In the items below, change "token" to "span" throughout the lines that begin with the one containing "Find all labels, buttons, inputs, and" and end with the one containing "295, 244, 318]", keeping everything else the same. Give back only those lines, without the pictures.

**Working data**:
———

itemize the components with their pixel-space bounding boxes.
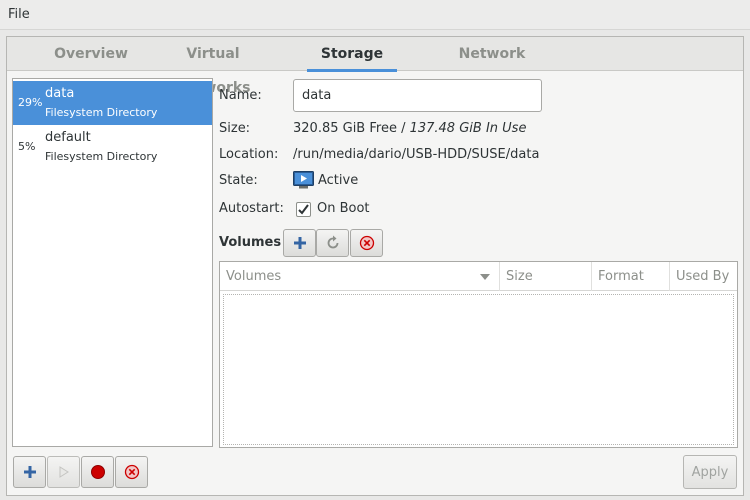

———

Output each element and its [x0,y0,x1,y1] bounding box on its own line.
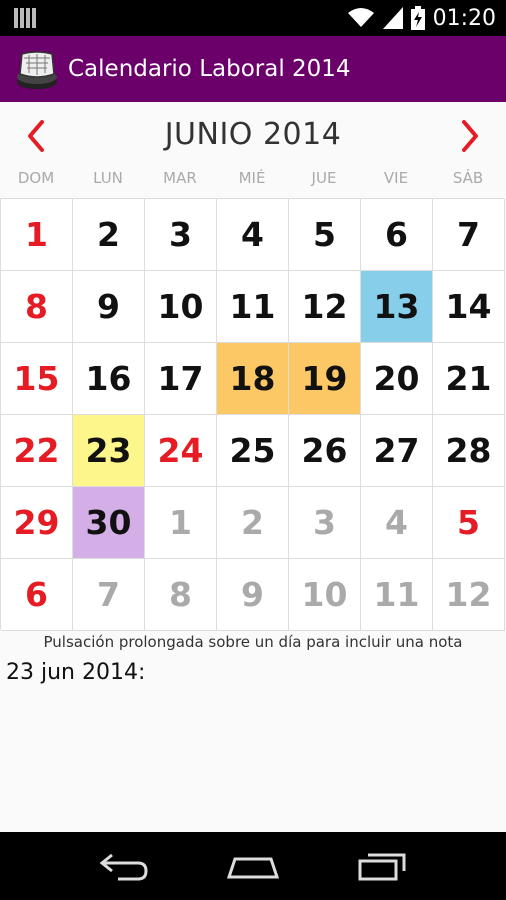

———

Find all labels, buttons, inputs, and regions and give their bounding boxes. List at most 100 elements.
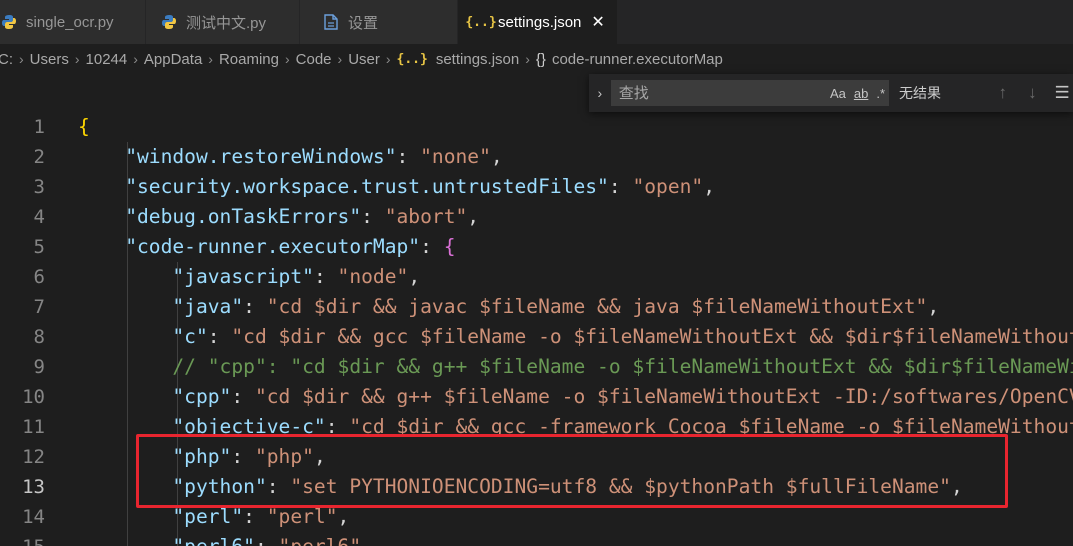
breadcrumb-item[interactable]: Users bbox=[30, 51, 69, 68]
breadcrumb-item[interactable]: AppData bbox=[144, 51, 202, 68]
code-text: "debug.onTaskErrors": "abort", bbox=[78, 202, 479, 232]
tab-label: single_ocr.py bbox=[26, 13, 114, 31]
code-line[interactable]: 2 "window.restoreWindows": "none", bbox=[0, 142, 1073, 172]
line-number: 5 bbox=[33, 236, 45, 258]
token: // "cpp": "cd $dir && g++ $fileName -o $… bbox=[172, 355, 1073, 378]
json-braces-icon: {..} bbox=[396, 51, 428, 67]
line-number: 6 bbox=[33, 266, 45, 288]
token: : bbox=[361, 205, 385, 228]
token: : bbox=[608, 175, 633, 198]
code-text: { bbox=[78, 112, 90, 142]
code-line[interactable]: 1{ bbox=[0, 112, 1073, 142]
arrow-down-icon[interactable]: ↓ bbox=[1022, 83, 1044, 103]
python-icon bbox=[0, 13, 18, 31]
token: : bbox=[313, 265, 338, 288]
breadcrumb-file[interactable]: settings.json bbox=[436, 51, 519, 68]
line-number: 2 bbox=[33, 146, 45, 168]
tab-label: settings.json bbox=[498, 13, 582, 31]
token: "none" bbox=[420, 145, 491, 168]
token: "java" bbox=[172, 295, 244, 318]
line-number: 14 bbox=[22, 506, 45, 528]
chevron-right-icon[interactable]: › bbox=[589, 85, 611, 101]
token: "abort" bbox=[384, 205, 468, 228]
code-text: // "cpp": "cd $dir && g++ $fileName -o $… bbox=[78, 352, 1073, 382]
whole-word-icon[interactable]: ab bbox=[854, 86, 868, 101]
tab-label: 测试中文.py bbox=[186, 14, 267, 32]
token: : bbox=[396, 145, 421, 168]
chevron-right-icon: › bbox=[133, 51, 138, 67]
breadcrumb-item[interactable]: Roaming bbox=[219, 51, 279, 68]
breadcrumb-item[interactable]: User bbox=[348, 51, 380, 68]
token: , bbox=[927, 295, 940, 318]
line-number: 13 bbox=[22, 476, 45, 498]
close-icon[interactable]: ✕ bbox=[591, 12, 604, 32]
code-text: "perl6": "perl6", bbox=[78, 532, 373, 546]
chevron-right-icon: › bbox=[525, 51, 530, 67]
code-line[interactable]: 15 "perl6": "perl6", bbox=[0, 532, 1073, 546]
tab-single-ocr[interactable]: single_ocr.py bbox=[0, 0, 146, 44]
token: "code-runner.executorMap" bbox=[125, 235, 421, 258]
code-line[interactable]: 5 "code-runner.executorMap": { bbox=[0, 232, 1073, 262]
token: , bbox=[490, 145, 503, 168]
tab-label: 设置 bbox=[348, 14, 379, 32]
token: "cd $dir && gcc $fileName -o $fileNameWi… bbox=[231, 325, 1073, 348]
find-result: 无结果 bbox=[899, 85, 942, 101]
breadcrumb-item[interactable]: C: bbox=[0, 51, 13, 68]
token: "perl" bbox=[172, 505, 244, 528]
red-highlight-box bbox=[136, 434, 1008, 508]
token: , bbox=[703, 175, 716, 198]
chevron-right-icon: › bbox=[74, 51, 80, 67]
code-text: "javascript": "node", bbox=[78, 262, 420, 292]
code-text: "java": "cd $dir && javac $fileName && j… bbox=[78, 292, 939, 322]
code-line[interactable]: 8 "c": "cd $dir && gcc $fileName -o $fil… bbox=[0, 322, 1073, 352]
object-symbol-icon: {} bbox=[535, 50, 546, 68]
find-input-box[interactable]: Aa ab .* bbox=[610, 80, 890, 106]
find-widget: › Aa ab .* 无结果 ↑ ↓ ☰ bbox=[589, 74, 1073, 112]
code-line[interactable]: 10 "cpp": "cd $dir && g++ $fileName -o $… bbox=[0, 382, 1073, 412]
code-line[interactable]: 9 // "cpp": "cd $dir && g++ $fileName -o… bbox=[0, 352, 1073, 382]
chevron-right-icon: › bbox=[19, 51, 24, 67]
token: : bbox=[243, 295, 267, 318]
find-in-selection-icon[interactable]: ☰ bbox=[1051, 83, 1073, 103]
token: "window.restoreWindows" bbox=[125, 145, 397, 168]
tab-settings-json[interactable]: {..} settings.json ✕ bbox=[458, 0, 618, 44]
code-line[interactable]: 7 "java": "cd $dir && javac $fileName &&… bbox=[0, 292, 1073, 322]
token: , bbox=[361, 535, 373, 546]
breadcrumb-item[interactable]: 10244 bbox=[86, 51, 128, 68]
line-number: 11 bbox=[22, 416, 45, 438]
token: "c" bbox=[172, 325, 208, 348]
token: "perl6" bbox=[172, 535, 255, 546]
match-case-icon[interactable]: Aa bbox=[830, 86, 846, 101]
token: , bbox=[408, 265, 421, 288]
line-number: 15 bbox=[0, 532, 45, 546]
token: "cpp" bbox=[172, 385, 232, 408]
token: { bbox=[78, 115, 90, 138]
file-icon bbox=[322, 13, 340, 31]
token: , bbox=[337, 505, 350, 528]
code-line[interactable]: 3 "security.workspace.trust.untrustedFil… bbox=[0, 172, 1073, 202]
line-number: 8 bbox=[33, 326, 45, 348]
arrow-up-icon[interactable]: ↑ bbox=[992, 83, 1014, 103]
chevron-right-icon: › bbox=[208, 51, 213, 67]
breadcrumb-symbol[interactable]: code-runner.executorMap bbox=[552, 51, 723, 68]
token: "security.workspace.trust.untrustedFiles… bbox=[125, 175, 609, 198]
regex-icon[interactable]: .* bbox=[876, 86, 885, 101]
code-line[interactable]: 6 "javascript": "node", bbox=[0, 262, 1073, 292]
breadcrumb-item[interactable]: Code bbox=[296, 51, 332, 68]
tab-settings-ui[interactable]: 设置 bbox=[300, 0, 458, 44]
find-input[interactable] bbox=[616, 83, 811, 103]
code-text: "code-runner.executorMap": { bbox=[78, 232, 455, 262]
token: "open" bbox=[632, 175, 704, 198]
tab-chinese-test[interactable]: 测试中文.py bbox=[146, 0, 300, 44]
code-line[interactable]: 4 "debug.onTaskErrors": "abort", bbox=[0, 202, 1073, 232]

———

**Solved exercise**:
Find all labels, buttons, inputs, and regions and give their bounding boxes. List at most 100 elements.
breadcrumb-item[interactable]: Users bbox=[30, 51, 69, 68]
breadcrumb-item[interactable]: AppData bbox=[144, 51, 202, 68]
code-text: "debug.onTaskErrors": "abort", bbox=[78, 202, 479, 232]
tab-label: single_ocr.py bbox=[26, 13, 114, 31]
code-line[interactable]: 2 "window.restoreWindows": "none", bbox=[0, 142, 1073, 172]
line-number: 5 bbox=[33, 236, 45, 258]
span: // "cpp": "cd $dir && g++ $fileName -o $… bbox=[172, 355, 1073, 378]
json-braces-icon: {..} bbox=[396, 51, 428, 67]
line-number: 6 bbox=[33, 266, 45, 288]
span: : bbox=[361, 205, 385, 228]
span: : bbox=[608, 175, 633, 198]
code-text: { bbox=[78, 112, 90, 142]
code-line[interactable]: 1{ bbox=[0, 112, 1073, 142]
arrow-down-icon[interactable]: ↓ bbox=[1022, 83, 1044, 103]
python-icon bbox=[0, 13, 18, 31]
span: : bbox=[313, 265, 338, 288]
breadcrumb-file[interactable]: settings.json bbox=[436, 51, 519, 68]
line-number: 2 bbox=[33, 146, 45, 168]
tab-label: settings.json bbox=[498, 13, 582, 31]
span: "none" bbox=[420, 145, 491, 168]
span: "java" bbox=[172, 295, 244, 318]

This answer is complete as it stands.